● What you will do
From the entries below, gather every line containing the string "rank".

● ● ● ●

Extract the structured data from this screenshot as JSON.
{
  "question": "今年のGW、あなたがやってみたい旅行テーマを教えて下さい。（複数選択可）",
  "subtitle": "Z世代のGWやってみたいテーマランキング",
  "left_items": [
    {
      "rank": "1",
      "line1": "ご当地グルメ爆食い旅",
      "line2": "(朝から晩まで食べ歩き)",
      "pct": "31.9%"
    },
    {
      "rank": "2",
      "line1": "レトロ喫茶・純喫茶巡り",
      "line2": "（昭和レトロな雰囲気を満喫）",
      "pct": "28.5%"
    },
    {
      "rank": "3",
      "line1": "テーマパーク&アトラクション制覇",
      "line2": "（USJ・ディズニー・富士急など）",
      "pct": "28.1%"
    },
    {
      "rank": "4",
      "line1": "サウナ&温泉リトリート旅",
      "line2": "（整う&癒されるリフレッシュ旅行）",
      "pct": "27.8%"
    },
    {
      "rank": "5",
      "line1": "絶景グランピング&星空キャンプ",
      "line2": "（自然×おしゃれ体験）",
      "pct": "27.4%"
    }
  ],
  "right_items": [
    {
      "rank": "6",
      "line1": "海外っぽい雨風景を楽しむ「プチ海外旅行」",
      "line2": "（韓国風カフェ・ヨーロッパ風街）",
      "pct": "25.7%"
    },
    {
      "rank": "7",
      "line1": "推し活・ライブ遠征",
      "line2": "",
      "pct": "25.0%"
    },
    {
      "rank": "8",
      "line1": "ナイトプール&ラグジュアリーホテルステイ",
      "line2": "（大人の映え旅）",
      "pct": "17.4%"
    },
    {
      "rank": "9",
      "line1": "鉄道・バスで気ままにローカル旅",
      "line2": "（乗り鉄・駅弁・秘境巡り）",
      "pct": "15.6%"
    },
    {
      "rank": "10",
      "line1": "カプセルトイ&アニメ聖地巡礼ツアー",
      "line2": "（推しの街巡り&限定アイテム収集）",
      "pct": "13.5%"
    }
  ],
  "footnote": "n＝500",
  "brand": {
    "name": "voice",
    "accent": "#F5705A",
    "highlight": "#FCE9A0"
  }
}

● ● ● ●

● Exercise result
      "rank": "1",
      "rank": "2",
      "rank": "3",
      "rank": "4",
      "rank": "5",
      "rank": "6",
      "rank": "7",
      "rank": "8",
      "rank": "9",
      "rank": "10",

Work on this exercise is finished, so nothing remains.